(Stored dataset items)
+===+

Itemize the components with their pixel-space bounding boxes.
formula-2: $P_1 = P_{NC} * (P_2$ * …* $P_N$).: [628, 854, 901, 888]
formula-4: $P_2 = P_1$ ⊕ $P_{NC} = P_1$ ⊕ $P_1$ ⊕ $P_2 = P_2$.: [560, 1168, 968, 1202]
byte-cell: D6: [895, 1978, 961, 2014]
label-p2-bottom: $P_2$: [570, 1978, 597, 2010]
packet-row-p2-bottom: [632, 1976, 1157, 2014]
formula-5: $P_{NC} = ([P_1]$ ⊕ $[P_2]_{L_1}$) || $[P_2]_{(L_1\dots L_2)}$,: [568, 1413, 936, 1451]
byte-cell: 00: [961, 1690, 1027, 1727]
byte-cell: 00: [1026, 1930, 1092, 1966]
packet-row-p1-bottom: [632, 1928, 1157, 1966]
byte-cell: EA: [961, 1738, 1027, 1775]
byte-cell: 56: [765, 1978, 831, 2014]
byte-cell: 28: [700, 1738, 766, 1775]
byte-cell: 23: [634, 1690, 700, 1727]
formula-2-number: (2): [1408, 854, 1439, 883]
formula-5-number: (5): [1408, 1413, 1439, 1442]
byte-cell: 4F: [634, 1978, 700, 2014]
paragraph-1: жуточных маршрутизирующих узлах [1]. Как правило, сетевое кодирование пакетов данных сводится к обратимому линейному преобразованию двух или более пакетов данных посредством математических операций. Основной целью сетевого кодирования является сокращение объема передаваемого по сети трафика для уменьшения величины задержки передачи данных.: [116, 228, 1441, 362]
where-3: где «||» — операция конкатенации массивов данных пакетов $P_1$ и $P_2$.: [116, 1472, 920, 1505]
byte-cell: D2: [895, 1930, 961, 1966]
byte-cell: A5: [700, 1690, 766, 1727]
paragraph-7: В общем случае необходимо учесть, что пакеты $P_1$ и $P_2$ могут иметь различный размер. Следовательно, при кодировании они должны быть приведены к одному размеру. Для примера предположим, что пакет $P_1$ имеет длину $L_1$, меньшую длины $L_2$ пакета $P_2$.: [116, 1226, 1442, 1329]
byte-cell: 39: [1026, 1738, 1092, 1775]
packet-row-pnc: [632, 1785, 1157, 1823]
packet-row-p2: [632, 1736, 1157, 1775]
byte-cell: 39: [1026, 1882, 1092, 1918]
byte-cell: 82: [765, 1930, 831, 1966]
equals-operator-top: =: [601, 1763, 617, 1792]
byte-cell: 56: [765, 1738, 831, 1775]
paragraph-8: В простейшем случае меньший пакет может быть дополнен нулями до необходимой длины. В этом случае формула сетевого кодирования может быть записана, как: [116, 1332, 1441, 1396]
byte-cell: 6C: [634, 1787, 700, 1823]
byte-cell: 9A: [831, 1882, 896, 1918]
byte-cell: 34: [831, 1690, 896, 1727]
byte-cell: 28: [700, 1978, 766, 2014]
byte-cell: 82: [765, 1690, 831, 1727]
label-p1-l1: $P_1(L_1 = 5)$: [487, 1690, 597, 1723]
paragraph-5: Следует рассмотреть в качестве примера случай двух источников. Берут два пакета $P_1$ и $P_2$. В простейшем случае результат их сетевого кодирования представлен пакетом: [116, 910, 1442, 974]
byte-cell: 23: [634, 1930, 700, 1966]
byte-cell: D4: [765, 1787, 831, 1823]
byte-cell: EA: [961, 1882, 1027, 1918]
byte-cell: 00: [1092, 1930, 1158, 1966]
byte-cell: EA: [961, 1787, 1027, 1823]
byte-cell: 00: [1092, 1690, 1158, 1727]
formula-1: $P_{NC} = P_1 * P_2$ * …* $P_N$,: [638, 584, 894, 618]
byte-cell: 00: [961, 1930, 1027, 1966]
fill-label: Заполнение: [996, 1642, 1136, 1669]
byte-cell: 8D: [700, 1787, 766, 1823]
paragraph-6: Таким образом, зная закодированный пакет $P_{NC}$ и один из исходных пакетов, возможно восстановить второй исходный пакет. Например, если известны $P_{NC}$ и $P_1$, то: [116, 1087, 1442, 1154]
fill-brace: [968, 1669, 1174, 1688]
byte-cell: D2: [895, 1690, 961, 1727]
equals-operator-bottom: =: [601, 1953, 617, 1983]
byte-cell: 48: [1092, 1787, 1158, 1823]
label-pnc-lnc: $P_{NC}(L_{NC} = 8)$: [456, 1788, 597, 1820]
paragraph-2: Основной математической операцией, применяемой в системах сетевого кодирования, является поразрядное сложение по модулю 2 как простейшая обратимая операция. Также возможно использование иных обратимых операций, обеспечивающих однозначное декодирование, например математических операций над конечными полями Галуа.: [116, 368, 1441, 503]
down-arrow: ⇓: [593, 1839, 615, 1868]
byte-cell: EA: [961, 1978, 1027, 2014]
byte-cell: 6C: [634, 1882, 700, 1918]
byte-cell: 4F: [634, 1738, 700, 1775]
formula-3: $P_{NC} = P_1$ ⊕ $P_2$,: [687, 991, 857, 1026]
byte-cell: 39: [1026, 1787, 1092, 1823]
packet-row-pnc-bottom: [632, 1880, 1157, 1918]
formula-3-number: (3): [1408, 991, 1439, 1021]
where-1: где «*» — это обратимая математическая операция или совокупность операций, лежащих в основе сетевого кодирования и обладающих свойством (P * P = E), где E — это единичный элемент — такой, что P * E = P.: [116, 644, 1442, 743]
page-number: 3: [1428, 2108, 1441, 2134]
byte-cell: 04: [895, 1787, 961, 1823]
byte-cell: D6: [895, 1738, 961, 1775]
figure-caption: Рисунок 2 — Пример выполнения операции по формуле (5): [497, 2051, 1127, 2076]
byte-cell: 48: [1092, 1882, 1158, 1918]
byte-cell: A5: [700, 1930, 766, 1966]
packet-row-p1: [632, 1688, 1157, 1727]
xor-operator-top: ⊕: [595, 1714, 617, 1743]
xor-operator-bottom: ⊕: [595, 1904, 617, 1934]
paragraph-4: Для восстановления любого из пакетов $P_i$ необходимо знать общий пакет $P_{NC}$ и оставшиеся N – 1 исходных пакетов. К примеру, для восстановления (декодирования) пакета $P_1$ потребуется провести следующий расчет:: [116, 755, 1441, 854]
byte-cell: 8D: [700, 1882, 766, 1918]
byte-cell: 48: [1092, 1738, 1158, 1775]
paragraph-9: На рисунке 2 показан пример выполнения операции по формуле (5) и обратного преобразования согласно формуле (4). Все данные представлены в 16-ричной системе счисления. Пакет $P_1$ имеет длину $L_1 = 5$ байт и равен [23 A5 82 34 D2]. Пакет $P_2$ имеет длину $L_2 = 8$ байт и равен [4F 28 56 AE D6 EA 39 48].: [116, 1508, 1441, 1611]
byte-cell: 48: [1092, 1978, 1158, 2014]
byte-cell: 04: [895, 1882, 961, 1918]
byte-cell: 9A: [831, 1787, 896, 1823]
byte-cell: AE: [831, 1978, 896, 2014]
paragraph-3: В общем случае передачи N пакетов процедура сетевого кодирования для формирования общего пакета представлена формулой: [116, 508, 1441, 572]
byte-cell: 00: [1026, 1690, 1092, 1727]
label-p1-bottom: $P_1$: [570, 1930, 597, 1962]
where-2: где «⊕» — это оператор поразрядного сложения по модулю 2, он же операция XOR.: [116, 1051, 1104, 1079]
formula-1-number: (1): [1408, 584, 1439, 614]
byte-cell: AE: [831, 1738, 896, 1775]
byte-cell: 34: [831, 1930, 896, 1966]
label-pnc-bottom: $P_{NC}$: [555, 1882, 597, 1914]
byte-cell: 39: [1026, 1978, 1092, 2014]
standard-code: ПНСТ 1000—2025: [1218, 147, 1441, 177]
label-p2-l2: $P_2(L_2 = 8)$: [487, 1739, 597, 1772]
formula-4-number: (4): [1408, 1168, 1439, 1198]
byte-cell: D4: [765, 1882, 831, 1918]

+===+

Reproduce the items from the start through the line that contains "byte-cell: D6: [895, 1978, 961, 2014]", substituting "bounding rectangles" for "bounding boxes" and leaving everything else unchanged.

Itemize the components with their pixel-space bounding rectangles.
formula-2: $P_1 = P_{NC} * (P_2$ * …* $P_N$).: [628, 854, 901, 888]
formula-4: $P_2 = P_1$ ⊕ $P_{NC} = P_1$ ⊕ $P_1$ ⊕ $P_2 = P_2$.: [560, 1168, 968, 1202]
byte-cell: D6: [895, 1978, 961, 2014]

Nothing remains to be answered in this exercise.